Written task: Update the material below by replacing every occurrence of "map-pin-icon" with "location-pin-icon", and leave all other text unchanged.

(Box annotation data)
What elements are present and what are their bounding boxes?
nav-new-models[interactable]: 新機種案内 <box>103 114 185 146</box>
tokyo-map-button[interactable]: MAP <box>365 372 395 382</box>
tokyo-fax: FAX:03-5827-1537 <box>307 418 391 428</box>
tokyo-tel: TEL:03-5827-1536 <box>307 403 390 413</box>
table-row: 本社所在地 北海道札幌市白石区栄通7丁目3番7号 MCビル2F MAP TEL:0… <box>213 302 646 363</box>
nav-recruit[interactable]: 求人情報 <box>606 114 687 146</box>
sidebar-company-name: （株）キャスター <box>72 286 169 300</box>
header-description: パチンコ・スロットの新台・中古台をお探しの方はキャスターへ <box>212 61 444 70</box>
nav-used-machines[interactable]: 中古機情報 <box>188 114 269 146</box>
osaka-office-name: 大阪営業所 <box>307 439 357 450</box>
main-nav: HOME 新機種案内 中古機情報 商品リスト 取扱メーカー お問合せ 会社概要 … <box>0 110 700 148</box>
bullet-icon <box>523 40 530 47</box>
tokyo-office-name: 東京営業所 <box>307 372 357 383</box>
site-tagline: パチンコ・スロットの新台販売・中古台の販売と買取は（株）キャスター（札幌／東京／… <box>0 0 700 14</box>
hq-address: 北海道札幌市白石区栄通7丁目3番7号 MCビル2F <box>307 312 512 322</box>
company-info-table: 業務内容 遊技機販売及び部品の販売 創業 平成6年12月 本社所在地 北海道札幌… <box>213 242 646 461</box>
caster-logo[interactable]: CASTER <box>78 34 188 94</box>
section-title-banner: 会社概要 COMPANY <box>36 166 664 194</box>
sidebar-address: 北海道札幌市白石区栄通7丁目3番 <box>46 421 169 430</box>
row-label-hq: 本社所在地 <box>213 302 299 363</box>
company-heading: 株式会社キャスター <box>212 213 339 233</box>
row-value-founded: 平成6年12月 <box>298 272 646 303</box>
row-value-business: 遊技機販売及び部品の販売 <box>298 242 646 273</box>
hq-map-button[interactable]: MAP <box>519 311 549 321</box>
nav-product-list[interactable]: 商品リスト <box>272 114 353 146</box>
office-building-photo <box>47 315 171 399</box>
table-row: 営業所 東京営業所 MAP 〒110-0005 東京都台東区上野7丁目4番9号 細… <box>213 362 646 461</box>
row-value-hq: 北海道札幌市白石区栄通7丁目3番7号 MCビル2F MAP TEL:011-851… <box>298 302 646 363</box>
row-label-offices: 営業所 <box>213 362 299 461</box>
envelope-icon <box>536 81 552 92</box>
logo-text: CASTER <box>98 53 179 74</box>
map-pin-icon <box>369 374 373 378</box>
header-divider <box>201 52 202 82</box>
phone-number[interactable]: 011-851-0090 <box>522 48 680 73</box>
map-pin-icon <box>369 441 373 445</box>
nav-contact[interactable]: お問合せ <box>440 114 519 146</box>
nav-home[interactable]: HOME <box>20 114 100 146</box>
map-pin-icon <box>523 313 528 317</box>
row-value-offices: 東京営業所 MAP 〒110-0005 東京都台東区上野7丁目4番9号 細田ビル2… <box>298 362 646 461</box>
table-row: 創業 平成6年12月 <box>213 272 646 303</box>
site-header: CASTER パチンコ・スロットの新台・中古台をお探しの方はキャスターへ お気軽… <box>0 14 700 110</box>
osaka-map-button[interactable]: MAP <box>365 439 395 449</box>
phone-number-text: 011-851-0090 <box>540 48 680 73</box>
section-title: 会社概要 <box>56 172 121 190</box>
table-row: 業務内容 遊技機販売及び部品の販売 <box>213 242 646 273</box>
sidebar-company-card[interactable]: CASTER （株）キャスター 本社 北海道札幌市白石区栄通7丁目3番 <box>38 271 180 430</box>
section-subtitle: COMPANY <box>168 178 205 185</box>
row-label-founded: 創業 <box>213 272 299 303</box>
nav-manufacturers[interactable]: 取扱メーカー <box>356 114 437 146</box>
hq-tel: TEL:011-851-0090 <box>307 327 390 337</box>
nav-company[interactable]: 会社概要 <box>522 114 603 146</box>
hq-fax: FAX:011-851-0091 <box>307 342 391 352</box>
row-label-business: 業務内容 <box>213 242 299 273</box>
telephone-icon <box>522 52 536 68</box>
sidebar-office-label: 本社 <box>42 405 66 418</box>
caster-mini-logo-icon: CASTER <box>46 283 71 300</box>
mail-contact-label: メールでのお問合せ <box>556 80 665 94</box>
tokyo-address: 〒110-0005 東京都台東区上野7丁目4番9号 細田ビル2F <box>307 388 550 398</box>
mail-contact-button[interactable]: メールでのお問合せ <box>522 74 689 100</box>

Response:
What elements are present and what are their bounding boxes?
nav-new-models[interactable]: 新機種案内 <box>103 114 185 146</box>
tokyo-map-button[interactable]: MAP <box>365 372 395 382</box>
tokyo-fax: FAX:03-5827-1537 <box>307 418 391 428</box>
tokyo-tel: TEL:03-5827-1536 <box>307 403 390 413</box>
table-row: 本社所在地 北海道札幌市白石区栄通7丁目3番7号 MCビル2F MAP TEL:0… <box>213 302 646 363</box>
nav-recruit[interactable]: 求人情報 <box>606 114 687 146</box>
sidebar-company-name: （株）キャスター <box>72 286 169 300</box>
header-description: パチンコ・スロットの新台・中古台をお探しの方はキャスターへ <box>212 61 444 70</box>
nav-used-machines[interactable]: 中古機情報 <box>188 114 269 146</box>
osaka-office-name: 大阪営業所 <box>307 439 357 450</box>
main-nav: HOME 新機種案内 中古機情報 商品リスト 取扱メーカー お問合せ 会社概要 … <box>0 110 700 148</box>
bullet-icon <box>523 40 530 47</box>
tokyo-office-name: 東京営業所 <box>307 372 357 383</box>
site-tagline: パチンコ・スロットの新台販売・中古台の販売と買取は（株）キャスター（札幌／東京／… <box>0 0 700 14</box>
hq-address: 北海道札幌市白石区栄通7丁目3番7号 MCビル2F <box>307 312 512 322</box>
company-info-table: 業務内容 遊技機販売及び部品の販売 創業 平成6年12月 本社所在地 北海道札幌… <box>213 242 646 461</box>
caster-logo[interactable]: CASTER <box>78 34 188 94</box>
section-title-banner: 会社概要 COMPANY <box>36 166 664 194</box>
sidebar-address: 北海道札幌市白石区栄通7丁目3番 <box>46 421 169 430</box>
row-label-hq: 本社所在地 <box>213 302 299 363</box>
company-heading: 株式会社キャスター <box>212 213 339 233</box>
row-value-founded: 平成6年12月 <box>298 272 646 303</box>
row-value-business: 遊技機販売及び部品の販売 <box>298 242 646 273</box>
hq-map-button[interactable]: MAP <box>519 311 549 321</box>
nav-product-list[interactable]: 商品リスト <box>272 114 353 146</box>
office-building-photo <box>47 315 171 399</box>
table-row: 営業所 東京営業所 MAP 〒110-0005 東京都台東区上野7丁目4番9号 細… <box>213 362 646 461</box>
row-value-hq: 北海道札幌市白石区栄通7丁目3番7号 MCビル2F MAP TEL:011-851… <box>298 302 646 363</box>
row-label-offices: 営業所 <box>213 362 299 461</box>
envelope-icon <box>536 81 552 92</box>
logo-text: CASTER <box>98 53 179 74</box>
location-pin-icon <box>369 374 373 378</box>
header-divider <box>201 52 202 82</box>
phone-number[interactable]: 011-851-0090 <box>522 48 680 73</box>
location-pin-icon <box>369 441 373 445</box>
nav-contact[interactable]: お問合せ <box>440 114 519 146</box>
nav-home[interactable]: HOME <box>20 114 100 146</box>
location-pin-icon <box>523 313 528 317</box>
row-value-offices: 東京営業所 MAP 〒110-0005 東京都台東区上野7丁目4番9号 細田ビル2… <box>298 362 646 461</box>
table-row: 創業 平成6年12月 <box>213 272 646 303</box>
site-header: CASTER パチンコ・スロットの新台・中古台をお探しの方はキャスターへ お気軽… <box>0 14 700 110</box>
osaka-map-button[interactable]: MAP <box>365 439 395 449</box>
phone-number-text: 011-851-0090 <box>540 48 680 73</box>
section-title: 会社概要 <box>56 172 121 190</box>
table-row: 業務内容 遊技機販売及び部品の販売 <box>213 242 646 273</box>
sidebar-company-card[interactable]: CASTER （株）キャスター 本社 北海道札幌市白石区栄通7丁目3番 <box>38 271 180 430</box>
section-subtitle: COMPANY <box>168 178 205 185</box>
row-label-founded: 創業 <box>213 272 299 303</box>
nav-manufacturers[interactable]: 取扱メーカー <box>356 114 437 146</box>
hq-tel: TEL:011-851-0090 <box>307 327 390 337</box>
nav-company[interactable]: 会社概要 <box>522 114 603 146</box>
hq-fax: FAX:011-851-0091 <box>307 342 391 352</box>
row-label-business: 業務内容 <box>213 242 299 273</box>
telephone-icon <box>522 52 536 68</box>
sidebar-office-label: 本社 <box>42 405 66 418</box>
caster-mini-logo-icon: CASTER <box>46 283 71 300</box>
mail-contact-label: メールでのお問合せ <box>556 80 665 94</box>
tokyo-address: 〒110-0005 東京都台東区上野7丁目4番9号 細田ビル2F <box>307 388 550 398</box>
mail-contact-button[interactable]: メールでのお問合せ <box>522 74 689 100</box>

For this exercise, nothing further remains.